EXERCISE TASK: Count every line in the data below where "panel" occurs, then state that number and nothing more.

Records from a data collection
# # # # #
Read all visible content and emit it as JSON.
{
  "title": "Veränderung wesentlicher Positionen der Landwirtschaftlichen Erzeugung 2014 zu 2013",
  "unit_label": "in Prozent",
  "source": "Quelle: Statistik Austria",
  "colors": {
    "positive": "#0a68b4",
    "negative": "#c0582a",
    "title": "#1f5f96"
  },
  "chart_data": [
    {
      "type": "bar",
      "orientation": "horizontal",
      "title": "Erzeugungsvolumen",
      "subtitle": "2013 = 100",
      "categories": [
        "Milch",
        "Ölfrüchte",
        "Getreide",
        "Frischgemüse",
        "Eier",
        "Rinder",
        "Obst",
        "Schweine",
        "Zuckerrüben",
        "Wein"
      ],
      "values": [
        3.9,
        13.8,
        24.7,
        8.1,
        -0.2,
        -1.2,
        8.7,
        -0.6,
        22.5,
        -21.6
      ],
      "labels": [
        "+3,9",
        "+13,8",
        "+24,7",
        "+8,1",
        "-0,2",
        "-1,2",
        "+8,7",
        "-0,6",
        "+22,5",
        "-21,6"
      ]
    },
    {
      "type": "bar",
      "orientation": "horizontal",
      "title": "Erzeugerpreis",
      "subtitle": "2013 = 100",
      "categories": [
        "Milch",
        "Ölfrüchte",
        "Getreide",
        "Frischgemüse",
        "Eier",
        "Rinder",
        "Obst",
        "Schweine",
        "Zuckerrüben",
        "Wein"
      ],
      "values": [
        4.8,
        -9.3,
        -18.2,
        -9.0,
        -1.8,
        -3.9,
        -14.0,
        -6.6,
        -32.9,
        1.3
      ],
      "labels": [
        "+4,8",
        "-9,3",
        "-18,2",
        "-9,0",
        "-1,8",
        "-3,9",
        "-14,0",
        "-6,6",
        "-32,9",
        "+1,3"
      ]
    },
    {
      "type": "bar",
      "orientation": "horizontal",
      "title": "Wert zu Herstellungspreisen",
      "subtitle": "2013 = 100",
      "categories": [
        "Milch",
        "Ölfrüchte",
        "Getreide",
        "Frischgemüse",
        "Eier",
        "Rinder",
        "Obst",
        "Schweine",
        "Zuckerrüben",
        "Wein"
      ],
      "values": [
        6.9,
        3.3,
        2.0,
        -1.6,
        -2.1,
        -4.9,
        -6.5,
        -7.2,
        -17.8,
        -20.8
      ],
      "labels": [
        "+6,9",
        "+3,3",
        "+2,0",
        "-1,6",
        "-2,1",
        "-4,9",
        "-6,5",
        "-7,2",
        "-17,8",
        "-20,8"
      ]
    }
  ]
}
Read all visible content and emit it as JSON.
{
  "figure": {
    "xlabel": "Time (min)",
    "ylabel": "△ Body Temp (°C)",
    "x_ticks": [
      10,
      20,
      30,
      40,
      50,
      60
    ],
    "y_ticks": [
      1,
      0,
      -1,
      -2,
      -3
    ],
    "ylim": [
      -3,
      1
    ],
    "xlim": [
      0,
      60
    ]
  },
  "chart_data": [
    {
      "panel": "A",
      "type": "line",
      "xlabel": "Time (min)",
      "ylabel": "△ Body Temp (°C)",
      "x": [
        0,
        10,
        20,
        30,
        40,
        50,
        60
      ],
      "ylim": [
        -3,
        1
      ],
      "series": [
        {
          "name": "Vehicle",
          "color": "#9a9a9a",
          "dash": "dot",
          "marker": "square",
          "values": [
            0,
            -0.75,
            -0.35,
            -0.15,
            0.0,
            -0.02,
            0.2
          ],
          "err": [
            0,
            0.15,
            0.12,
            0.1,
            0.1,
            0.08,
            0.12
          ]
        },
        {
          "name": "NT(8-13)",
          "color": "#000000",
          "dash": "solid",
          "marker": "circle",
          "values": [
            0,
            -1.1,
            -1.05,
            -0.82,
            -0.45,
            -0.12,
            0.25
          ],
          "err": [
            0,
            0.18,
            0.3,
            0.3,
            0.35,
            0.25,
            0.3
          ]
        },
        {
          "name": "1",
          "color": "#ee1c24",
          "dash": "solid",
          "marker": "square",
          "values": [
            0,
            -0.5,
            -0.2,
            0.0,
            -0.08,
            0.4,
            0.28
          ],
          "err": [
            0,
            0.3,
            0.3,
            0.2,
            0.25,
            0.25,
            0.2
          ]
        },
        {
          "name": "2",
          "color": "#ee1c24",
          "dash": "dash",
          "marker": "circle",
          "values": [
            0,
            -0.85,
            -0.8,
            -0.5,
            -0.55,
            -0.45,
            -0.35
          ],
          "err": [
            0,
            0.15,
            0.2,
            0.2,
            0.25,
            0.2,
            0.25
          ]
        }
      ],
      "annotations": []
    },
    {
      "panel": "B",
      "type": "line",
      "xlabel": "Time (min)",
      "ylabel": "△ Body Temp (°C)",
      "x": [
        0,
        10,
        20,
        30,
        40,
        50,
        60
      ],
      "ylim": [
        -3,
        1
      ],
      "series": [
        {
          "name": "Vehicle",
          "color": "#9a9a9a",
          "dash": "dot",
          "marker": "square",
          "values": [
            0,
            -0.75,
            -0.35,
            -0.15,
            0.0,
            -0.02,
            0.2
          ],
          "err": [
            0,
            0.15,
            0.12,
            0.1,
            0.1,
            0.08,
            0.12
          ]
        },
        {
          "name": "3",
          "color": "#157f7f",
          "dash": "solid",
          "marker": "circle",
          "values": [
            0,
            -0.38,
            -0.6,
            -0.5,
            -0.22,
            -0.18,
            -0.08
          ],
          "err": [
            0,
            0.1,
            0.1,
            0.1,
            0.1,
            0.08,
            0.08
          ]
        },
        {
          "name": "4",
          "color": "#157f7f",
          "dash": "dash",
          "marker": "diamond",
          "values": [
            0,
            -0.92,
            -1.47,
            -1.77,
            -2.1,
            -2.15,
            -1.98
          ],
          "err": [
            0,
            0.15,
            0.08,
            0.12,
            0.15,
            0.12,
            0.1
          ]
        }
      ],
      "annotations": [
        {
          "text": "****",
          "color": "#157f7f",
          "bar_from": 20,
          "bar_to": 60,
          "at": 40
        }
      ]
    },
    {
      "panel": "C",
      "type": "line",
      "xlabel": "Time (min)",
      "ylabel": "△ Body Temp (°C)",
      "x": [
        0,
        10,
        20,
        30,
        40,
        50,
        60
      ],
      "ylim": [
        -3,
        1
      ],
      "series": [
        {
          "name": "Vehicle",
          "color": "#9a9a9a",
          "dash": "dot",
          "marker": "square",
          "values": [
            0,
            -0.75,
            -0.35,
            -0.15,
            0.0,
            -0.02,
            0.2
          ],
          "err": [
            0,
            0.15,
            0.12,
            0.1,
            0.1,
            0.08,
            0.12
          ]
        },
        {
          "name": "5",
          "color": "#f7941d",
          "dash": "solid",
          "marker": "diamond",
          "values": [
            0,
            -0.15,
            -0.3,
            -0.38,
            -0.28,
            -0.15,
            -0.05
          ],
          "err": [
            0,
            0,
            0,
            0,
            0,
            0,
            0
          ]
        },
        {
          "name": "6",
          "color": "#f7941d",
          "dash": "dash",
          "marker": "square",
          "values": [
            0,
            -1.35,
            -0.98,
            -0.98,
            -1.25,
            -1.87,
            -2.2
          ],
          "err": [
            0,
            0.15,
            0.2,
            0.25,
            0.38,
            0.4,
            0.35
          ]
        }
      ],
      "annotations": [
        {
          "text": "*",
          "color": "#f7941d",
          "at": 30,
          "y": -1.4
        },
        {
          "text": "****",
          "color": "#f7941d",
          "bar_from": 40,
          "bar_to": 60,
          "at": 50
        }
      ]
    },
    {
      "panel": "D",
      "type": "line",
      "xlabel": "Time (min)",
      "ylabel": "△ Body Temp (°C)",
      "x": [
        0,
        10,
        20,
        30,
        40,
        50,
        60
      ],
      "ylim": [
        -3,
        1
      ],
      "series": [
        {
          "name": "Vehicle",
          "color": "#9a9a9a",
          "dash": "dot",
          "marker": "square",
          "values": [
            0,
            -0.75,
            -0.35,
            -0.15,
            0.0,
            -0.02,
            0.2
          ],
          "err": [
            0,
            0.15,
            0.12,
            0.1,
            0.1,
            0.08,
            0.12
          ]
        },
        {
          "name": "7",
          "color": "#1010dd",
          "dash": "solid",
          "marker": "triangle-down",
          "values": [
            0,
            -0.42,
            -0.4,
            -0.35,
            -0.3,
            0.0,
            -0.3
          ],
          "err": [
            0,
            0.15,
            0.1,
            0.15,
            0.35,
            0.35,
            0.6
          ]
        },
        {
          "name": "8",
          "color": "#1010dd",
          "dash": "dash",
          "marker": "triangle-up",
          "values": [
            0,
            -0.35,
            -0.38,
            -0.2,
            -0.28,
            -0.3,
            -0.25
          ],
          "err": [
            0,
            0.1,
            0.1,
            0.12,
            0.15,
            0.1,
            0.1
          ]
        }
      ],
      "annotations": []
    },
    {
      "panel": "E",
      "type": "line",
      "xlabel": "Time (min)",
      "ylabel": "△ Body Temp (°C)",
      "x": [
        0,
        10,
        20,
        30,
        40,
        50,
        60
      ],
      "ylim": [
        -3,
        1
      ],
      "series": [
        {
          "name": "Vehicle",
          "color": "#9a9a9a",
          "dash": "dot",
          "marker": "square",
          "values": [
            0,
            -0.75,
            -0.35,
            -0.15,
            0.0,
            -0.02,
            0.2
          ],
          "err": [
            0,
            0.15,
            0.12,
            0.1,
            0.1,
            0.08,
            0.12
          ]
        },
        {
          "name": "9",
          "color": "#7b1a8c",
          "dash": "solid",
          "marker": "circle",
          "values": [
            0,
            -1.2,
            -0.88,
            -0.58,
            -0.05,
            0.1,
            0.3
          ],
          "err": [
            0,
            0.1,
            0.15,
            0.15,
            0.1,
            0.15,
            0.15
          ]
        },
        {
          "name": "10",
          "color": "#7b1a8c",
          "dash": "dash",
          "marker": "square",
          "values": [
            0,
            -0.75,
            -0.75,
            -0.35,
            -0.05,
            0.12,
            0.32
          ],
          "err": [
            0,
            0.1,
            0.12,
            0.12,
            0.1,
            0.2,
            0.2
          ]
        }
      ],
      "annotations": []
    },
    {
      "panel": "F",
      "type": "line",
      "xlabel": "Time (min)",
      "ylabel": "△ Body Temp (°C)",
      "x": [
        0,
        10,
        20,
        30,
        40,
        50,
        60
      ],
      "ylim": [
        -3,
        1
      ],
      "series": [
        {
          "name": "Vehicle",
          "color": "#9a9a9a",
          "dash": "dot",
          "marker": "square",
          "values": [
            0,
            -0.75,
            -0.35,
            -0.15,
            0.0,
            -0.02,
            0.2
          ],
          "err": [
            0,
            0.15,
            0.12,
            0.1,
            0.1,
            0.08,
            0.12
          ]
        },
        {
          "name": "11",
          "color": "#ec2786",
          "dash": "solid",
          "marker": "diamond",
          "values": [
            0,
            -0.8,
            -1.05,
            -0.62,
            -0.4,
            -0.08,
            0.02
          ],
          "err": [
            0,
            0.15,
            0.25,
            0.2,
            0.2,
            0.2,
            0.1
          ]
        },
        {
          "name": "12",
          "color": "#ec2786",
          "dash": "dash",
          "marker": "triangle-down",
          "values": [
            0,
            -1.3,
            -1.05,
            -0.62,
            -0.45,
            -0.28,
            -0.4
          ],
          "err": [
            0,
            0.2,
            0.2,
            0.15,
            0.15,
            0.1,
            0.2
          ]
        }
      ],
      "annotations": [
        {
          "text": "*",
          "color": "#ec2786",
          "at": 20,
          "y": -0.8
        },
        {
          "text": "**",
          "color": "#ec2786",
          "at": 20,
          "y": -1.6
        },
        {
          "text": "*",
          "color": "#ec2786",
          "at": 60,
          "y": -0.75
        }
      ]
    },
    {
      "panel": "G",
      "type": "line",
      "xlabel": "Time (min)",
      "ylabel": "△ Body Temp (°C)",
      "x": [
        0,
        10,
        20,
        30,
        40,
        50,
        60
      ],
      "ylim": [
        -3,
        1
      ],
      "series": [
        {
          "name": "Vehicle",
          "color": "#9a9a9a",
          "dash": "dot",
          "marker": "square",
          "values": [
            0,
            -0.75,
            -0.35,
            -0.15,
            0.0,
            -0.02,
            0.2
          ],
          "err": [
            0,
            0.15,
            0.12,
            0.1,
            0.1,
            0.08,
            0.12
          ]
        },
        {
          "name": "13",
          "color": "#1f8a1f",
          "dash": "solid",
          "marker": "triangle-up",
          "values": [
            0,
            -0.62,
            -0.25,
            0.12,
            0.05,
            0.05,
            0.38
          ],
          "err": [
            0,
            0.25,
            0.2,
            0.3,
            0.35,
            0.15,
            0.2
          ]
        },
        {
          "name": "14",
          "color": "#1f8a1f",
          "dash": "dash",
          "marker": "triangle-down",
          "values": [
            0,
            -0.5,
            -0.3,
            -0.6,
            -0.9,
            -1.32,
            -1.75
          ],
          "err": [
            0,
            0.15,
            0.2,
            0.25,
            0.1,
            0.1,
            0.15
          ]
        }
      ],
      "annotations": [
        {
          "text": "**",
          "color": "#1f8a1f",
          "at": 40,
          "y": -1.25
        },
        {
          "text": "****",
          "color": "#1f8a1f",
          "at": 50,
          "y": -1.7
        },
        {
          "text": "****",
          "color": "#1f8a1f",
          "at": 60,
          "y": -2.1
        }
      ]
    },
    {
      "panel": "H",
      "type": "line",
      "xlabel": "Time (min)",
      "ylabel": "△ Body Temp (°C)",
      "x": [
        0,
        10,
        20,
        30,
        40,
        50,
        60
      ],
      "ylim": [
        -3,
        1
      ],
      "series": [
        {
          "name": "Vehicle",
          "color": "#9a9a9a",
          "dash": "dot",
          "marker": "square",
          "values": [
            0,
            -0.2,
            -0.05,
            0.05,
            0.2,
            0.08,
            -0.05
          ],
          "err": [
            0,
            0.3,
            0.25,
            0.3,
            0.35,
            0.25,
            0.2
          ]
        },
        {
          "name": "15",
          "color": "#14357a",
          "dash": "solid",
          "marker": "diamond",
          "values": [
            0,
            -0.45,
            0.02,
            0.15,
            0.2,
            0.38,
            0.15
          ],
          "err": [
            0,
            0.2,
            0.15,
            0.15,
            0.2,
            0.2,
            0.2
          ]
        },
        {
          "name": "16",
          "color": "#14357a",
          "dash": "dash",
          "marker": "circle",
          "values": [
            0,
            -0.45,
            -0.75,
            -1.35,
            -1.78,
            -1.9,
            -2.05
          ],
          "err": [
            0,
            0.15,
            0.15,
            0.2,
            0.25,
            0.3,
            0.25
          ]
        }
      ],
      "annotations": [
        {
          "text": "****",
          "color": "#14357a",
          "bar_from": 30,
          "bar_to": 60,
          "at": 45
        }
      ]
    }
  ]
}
# # # # #
THE REPLY: 8